:: Task instructions ::
Check each line of the entries below for the string "left"; copy every line where it appears.

BEGIN Supplied entries

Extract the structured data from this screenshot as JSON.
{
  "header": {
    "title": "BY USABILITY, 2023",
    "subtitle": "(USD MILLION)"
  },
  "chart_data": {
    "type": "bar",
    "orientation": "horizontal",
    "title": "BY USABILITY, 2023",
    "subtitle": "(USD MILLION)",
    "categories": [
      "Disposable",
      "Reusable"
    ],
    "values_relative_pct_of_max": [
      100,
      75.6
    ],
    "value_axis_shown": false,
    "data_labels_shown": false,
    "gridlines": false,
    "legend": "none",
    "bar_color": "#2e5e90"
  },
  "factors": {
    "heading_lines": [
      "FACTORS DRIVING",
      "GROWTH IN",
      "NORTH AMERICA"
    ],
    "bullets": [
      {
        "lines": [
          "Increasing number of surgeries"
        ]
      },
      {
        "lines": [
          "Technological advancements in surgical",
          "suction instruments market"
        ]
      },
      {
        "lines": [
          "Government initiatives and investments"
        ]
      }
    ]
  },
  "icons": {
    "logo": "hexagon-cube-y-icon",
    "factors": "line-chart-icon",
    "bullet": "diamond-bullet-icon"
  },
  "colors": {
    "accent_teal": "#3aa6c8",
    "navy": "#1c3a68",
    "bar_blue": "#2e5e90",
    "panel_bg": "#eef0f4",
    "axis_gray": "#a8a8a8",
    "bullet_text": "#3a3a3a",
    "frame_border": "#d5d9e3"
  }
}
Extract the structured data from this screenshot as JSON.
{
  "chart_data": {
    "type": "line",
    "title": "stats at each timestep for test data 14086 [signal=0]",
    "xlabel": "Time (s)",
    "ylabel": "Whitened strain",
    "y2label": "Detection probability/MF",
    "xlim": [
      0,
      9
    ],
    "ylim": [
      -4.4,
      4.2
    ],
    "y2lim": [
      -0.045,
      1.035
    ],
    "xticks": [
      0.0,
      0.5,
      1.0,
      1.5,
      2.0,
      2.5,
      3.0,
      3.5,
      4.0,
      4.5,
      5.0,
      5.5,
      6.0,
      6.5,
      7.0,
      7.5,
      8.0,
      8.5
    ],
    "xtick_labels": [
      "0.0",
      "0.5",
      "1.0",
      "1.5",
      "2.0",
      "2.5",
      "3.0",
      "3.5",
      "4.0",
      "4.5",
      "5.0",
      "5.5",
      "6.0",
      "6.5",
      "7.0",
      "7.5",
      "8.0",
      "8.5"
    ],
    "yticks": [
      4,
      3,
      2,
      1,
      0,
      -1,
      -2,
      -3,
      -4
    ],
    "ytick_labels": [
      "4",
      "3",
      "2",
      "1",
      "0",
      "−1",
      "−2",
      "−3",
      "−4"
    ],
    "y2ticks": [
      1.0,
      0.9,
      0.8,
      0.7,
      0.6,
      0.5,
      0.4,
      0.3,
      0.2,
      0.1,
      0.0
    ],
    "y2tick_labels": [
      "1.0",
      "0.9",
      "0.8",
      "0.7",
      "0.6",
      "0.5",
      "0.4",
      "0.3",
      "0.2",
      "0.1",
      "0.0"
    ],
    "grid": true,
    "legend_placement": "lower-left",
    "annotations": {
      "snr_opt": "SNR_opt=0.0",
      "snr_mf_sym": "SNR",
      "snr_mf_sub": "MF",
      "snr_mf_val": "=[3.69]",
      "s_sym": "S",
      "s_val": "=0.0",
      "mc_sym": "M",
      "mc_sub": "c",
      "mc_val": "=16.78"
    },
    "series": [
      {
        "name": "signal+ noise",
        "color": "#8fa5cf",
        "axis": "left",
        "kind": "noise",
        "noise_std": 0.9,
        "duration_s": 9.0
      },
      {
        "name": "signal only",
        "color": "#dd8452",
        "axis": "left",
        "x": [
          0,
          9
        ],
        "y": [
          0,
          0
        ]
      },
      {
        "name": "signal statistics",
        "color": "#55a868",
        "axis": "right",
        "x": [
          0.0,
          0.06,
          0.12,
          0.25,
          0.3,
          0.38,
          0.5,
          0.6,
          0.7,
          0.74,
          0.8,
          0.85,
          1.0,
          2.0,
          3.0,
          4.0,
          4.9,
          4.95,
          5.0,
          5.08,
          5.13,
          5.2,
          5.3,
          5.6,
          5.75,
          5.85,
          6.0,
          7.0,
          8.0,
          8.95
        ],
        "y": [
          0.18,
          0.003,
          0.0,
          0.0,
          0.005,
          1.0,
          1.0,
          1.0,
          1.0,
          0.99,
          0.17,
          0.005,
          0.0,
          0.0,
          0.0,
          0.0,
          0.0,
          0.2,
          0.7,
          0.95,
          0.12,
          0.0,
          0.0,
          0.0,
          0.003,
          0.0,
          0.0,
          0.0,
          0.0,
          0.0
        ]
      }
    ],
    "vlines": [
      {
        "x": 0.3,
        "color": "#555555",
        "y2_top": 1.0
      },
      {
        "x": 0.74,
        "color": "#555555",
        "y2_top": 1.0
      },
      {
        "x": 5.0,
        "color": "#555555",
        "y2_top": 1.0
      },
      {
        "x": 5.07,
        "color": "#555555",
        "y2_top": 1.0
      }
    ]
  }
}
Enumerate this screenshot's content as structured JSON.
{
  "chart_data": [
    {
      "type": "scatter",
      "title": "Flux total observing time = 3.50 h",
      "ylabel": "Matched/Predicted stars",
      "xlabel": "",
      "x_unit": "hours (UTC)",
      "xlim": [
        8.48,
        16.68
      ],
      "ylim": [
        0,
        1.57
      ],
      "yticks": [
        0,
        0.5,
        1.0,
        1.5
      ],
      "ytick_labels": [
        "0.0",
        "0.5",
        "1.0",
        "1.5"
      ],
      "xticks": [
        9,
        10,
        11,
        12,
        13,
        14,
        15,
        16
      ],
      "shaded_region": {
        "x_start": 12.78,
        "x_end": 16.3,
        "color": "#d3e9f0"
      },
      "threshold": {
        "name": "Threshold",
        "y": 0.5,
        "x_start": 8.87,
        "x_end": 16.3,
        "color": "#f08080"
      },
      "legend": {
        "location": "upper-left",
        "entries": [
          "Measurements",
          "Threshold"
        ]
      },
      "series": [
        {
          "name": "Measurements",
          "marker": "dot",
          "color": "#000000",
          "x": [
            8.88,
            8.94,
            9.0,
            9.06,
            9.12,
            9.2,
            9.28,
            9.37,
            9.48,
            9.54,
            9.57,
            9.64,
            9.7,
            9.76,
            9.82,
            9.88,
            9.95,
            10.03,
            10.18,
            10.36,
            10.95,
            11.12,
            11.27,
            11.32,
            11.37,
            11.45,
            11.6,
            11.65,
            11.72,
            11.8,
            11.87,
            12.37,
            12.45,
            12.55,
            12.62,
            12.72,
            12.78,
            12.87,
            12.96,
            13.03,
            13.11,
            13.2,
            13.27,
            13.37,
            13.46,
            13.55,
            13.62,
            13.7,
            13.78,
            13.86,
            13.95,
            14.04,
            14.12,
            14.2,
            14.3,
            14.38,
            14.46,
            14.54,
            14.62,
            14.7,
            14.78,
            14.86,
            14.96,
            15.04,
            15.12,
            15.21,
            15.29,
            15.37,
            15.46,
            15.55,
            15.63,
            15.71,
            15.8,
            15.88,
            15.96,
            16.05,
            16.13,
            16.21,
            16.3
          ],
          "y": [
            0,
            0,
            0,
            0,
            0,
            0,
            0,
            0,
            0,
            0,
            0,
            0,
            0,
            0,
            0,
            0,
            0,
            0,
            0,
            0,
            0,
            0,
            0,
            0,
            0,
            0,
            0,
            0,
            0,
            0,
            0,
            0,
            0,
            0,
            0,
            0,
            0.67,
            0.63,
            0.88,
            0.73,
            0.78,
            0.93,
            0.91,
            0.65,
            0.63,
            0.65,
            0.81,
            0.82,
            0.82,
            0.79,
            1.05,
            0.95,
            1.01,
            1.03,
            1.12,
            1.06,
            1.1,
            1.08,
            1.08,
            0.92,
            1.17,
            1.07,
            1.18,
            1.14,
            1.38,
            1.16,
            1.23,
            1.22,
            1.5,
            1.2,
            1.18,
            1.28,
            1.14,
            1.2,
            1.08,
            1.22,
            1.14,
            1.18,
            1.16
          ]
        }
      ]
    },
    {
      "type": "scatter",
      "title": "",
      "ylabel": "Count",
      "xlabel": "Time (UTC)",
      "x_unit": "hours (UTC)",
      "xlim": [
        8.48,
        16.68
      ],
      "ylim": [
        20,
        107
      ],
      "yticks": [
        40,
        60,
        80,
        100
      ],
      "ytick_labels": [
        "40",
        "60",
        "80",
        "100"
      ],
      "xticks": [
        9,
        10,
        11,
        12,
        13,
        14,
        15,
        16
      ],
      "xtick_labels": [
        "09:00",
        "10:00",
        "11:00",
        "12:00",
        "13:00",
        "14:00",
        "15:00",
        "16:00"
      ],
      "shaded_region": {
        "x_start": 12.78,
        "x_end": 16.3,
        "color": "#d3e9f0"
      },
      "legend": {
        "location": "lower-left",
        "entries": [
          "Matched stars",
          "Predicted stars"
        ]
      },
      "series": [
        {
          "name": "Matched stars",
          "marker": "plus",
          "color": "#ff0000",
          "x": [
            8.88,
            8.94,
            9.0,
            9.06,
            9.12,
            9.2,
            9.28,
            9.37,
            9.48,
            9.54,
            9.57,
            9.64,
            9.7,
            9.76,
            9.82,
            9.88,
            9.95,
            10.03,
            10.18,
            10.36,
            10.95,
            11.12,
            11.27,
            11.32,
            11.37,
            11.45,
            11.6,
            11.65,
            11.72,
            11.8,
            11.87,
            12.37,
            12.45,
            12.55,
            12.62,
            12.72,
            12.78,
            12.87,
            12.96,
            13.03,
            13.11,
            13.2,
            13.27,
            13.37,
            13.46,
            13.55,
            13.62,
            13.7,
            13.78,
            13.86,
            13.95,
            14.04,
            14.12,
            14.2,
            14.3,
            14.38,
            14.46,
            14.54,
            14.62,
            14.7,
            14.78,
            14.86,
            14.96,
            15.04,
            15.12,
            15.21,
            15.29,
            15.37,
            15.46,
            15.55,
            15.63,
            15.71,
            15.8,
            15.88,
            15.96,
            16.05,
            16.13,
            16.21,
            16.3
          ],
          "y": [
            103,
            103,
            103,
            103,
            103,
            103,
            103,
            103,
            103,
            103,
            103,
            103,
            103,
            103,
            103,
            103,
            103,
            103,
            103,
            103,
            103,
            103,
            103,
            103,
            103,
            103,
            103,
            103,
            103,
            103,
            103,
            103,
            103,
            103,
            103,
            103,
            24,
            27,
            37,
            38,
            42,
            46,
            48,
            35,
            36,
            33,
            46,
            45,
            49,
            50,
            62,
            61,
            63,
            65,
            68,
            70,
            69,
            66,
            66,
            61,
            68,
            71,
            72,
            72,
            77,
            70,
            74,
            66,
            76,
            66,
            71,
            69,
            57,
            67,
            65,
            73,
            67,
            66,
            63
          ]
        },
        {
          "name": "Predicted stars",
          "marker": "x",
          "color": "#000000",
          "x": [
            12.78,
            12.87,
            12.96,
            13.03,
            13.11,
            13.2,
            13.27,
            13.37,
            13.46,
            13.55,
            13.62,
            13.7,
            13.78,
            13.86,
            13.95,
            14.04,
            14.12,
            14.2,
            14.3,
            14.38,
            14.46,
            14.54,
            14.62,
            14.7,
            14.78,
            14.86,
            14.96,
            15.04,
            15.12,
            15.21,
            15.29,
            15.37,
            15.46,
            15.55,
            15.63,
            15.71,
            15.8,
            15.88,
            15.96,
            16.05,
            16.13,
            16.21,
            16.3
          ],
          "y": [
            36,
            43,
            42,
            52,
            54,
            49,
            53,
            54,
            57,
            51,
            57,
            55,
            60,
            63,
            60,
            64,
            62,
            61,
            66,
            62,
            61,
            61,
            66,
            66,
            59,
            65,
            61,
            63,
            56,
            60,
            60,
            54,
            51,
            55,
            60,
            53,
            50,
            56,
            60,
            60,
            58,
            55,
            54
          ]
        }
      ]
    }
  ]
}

END Supplied entries

:: Result of the task ::
    "legend_placement": "lower-left",
        "axis": "left",
        "axis": "left",
        "location": "upper-left",
        "location": "lower-left",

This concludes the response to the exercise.